Stored data
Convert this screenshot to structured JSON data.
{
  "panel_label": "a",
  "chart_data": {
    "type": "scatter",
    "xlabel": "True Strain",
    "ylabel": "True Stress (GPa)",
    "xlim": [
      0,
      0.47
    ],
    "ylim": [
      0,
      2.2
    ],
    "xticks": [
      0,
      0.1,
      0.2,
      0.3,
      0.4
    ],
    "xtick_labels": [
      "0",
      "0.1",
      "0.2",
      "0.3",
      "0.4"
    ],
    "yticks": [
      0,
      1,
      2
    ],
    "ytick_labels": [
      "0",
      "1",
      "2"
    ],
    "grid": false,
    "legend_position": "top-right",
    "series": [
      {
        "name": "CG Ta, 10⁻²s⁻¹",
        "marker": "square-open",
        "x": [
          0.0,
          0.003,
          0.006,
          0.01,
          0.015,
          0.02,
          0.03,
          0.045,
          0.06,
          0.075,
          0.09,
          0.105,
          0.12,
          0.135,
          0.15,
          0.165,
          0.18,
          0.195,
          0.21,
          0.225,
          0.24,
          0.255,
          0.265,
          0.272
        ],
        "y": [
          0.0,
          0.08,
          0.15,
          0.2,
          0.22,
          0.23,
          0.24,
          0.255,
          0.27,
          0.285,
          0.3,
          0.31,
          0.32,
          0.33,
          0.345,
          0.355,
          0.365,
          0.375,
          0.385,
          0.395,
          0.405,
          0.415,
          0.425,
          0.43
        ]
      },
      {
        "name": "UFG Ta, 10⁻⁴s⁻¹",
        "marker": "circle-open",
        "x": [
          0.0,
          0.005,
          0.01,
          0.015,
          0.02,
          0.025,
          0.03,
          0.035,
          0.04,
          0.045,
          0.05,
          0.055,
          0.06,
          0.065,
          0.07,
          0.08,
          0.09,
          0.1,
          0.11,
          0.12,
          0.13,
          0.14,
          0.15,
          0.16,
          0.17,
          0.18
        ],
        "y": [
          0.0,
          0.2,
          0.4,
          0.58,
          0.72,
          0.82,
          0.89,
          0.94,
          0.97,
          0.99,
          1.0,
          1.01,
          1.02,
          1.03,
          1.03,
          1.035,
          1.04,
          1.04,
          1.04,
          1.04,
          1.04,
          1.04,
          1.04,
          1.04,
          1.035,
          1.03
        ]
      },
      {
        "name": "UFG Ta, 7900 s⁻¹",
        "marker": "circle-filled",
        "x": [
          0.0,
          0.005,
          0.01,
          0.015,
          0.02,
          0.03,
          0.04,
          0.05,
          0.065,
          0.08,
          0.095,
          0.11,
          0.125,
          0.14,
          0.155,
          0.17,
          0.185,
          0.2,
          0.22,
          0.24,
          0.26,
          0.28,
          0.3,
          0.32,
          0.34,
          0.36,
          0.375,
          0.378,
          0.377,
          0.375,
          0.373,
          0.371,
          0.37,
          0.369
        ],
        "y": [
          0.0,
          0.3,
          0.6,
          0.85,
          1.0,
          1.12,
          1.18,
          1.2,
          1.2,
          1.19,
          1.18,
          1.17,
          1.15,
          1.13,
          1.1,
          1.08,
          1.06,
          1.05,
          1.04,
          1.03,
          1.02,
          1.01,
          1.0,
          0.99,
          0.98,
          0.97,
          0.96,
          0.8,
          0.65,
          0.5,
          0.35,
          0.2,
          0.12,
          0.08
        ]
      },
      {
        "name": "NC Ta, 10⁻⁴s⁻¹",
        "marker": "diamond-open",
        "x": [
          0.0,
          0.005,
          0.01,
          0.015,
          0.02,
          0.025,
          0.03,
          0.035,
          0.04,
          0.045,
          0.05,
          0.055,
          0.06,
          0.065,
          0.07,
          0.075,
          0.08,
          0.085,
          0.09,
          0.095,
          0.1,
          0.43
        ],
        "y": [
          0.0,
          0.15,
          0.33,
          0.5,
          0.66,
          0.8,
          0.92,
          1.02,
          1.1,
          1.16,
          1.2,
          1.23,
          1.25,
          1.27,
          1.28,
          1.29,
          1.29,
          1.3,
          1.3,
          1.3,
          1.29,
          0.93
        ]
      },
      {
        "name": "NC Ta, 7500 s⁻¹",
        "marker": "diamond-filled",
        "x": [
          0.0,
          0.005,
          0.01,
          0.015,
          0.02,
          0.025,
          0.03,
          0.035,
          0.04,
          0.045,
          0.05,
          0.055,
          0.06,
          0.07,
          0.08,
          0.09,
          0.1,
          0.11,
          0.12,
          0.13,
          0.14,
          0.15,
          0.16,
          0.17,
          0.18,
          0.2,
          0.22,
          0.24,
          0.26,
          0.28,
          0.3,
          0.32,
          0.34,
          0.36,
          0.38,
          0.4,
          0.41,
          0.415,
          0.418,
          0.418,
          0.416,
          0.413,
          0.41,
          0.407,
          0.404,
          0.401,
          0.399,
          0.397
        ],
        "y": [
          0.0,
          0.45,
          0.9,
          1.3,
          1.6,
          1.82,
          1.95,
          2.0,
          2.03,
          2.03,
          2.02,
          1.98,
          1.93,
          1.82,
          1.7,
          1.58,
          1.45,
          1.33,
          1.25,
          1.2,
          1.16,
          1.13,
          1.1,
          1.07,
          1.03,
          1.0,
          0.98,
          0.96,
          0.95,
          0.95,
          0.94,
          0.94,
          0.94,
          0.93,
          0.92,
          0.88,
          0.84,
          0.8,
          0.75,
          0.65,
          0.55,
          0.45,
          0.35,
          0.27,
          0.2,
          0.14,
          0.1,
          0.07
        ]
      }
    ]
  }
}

* * *

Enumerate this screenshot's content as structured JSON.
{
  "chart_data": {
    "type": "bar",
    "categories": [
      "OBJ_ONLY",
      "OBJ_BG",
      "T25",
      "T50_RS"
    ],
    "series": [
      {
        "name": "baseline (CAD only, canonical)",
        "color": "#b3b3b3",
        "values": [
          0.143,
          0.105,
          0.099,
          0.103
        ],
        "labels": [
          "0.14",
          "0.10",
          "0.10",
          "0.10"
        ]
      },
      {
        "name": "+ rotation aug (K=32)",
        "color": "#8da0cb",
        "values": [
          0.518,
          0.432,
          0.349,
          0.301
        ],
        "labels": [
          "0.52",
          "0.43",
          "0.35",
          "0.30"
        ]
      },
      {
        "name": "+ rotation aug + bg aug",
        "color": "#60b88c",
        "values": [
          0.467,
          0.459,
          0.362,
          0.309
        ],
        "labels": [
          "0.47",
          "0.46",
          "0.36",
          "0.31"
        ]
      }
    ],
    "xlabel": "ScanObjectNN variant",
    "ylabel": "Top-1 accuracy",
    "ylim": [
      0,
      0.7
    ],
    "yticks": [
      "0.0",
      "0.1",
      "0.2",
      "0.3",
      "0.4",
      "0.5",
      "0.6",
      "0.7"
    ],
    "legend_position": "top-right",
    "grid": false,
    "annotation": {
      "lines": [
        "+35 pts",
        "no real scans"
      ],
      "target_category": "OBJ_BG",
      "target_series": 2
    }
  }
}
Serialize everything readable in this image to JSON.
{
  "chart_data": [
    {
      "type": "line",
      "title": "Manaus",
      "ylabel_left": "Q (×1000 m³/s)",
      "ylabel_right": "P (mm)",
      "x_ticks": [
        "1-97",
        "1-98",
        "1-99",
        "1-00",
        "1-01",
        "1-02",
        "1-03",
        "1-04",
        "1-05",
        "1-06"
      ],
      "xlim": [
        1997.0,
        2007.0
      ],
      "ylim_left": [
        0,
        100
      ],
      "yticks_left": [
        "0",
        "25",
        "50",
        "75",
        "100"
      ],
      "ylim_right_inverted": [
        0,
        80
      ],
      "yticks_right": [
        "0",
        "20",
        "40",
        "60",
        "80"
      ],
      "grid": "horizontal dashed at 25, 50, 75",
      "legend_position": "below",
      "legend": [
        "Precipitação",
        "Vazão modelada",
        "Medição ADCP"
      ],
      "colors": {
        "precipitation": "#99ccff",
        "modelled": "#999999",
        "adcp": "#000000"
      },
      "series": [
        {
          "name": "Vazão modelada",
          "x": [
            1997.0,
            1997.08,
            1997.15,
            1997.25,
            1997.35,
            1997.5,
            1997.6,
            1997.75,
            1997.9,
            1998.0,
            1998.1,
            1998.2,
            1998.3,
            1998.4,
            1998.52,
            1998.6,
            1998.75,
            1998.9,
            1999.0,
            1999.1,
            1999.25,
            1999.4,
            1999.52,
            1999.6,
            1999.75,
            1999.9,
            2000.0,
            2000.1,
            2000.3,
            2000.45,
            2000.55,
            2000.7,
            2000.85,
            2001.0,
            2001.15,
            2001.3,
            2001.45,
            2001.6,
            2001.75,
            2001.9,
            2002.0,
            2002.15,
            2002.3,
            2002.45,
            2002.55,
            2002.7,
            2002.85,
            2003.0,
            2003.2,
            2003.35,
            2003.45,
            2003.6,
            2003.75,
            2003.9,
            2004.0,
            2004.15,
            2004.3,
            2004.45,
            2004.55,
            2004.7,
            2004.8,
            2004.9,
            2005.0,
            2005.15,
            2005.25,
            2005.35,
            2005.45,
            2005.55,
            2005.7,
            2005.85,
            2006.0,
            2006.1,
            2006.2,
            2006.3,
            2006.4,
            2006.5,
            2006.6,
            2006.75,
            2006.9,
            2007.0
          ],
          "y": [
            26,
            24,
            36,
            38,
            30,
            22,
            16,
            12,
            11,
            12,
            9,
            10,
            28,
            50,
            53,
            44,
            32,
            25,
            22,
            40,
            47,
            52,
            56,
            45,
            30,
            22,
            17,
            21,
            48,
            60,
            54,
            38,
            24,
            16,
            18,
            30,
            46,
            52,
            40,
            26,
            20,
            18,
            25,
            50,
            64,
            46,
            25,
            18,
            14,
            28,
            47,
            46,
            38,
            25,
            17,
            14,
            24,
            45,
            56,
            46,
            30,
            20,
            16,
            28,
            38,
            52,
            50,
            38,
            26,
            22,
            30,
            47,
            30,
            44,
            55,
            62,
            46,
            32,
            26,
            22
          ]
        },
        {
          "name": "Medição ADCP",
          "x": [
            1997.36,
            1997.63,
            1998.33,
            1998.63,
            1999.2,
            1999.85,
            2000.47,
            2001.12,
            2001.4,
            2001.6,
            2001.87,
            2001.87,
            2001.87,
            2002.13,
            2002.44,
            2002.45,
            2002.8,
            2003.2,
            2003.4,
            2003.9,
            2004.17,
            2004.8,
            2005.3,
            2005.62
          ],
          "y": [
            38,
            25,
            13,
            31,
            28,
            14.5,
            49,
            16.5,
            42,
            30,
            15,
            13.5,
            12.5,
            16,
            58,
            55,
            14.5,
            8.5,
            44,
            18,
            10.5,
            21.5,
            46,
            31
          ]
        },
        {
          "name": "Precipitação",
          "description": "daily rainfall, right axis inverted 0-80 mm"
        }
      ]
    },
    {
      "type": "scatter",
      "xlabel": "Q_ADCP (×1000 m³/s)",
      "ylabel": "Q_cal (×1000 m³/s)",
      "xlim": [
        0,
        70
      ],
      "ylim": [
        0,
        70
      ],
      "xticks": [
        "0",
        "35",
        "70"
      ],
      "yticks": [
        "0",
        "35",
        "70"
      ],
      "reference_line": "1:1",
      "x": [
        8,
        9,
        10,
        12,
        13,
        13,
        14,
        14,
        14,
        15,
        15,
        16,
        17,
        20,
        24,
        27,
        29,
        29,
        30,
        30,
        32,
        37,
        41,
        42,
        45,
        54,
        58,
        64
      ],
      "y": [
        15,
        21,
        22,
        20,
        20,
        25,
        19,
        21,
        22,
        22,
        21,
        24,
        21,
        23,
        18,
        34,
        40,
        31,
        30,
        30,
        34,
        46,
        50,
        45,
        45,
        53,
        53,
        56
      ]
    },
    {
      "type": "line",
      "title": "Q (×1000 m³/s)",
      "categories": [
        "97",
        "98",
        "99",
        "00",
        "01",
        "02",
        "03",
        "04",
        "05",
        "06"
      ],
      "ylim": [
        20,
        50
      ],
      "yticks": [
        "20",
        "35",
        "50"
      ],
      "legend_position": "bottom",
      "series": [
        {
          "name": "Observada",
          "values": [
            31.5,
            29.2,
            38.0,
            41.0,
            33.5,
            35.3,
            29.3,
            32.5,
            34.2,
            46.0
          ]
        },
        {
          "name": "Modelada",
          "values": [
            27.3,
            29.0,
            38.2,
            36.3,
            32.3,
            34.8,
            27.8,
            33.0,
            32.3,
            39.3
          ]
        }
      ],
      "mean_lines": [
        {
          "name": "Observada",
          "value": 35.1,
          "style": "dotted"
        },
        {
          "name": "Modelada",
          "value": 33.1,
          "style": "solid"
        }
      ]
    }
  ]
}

---

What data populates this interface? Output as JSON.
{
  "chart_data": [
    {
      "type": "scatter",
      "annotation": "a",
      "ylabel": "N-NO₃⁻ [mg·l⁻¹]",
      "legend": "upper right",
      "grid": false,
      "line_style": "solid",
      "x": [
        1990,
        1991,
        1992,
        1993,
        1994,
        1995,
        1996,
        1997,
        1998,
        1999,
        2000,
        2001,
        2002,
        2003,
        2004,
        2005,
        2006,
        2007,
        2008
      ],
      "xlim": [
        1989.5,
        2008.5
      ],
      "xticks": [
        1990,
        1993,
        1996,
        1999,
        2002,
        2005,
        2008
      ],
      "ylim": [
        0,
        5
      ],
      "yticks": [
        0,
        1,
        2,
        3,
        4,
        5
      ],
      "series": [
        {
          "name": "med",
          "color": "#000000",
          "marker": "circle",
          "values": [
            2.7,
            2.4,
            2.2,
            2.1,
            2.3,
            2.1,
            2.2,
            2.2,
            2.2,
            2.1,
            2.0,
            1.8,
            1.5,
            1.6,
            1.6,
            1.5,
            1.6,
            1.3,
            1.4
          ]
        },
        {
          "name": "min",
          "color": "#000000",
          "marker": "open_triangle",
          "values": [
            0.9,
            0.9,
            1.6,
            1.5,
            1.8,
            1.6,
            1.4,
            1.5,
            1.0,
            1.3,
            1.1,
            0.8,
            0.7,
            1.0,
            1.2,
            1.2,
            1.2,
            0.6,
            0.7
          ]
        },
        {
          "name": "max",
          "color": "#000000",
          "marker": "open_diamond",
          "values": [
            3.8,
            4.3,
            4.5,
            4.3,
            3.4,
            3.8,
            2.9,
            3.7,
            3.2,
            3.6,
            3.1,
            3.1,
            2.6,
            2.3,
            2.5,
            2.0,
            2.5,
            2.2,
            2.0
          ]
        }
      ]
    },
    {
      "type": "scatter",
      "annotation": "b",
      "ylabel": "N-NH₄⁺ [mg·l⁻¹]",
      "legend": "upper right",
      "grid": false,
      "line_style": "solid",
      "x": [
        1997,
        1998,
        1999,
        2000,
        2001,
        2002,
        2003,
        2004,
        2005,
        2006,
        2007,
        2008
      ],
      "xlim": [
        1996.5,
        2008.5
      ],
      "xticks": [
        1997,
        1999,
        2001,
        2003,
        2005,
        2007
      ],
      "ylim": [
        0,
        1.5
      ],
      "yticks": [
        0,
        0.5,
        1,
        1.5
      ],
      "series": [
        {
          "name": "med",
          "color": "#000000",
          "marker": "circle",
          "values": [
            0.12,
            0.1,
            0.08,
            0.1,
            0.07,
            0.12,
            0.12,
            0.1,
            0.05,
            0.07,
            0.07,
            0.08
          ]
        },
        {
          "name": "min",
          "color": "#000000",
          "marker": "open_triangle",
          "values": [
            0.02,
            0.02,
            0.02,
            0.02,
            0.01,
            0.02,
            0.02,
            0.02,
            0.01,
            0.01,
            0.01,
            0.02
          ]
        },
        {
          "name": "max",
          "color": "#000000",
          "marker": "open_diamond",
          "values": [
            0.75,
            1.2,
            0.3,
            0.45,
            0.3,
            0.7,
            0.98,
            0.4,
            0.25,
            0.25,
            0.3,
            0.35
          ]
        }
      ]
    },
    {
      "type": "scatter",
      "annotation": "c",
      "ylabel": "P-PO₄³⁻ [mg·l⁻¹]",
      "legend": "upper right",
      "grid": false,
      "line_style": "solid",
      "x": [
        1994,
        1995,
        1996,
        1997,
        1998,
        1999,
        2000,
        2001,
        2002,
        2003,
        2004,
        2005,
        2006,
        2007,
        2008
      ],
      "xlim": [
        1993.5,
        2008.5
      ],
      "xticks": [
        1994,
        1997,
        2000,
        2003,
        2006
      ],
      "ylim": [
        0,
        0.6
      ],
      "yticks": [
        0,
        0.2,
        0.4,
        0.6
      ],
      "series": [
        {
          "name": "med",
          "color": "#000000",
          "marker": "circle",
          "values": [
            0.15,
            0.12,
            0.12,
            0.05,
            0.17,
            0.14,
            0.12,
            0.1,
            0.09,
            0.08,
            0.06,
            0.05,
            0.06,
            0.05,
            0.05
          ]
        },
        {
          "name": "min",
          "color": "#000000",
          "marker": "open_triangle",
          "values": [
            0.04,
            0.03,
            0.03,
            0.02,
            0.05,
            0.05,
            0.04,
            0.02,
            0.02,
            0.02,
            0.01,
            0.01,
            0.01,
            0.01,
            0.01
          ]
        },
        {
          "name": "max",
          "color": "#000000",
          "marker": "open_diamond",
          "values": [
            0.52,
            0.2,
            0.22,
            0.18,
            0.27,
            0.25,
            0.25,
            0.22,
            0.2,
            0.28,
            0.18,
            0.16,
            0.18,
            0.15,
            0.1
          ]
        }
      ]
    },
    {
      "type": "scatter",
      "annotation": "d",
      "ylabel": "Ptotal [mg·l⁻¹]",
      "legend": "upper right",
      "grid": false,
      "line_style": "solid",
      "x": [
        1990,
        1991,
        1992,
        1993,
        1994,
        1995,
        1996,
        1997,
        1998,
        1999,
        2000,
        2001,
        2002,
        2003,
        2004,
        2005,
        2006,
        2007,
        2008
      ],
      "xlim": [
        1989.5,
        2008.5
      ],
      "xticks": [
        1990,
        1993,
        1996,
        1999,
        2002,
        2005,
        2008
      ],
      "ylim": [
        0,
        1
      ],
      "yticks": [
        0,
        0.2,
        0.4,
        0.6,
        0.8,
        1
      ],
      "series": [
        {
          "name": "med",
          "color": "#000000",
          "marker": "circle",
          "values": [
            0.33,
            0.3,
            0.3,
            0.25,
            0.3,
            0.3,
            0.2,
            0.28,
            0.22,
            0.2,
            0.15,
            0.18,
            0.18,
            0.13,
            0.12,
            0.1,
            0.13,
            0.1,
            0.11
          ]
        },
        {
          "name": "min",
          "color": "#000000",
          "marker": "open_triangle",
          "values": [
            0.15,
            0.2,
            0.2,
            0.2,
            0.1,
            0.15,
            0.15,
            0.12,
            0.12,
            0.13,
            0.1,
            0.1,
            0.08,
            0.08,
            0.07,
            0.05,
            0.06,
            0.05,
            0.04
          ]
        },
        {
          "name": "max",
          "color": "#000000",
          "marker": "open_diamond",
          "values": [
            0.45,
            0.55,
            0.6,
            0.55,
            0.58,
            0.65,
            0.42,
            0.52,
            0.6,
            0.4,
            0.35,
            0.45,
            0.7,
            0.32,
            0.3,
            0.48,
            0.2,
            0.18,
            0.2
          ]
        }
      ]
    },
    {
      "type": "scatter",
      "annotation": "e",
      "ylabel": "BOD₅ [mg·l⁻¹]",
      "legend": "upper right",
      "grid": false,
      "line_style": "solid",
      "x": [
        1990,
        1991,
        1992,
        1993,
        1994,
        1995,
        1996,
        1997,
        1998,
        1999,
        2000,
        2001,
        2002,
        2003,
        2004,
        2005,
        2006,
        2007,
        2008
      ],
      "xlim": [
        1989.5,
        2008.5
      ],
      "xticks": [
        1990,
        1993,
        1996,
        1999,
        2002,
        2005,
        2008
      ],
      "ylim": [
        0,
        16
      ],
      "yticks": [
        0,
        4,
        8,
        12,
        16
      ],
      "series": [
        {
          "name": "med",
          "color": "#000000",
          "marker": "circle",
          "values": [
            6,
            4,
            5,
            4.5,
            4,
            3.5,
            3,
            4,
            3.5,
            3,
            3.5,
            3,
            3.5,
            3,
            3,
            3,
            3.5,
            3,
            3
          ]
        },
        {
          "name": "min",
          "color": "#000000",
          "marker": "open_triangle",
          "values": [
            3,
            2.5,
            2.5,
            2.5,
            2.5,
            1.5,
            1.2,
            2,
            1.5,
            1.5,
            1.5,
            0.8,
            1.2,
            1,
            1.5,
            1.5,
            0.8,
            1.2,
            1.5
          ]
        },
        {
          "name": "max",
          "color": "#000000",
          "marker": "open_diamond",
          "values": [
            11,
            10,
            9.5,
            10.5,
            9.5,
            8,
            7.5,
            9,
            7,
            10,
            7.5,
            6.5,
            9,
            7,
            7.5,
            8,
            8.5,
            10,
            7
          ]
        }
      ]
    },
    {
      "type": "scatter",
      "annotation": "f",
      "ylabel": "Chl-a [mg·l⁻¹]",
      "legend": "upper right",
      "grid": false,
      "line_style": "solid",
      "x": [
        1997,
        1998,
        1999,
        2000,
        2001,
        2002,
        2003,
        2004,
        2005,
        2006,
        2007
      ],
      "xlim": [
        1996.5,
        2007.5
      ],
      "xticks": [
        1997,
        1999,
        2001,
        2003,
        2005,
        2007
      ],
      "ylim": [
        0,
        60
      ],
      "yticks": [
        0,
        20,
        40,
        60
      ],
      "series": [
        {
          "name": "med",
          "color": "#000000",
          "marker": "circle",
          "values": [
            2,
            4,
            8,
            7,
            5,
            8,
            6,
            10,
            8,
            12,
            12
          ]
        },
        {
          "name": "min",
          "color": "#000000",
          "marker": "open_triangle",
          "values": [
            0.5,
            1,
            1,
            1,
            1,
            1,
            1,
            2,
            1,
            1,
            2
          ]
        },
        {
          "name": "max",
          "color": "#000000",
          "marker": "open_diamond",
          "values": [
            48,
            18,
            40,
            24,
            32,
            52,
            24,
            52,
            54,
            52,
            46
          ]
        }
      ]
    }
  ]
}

# WHAT NEEDS TO BE DONE
Pick out lines containing the word "filled", each one as written.

# WRITTEN ANSWER
        "marker": "circle-filled",
        "marker": "diamond-filled",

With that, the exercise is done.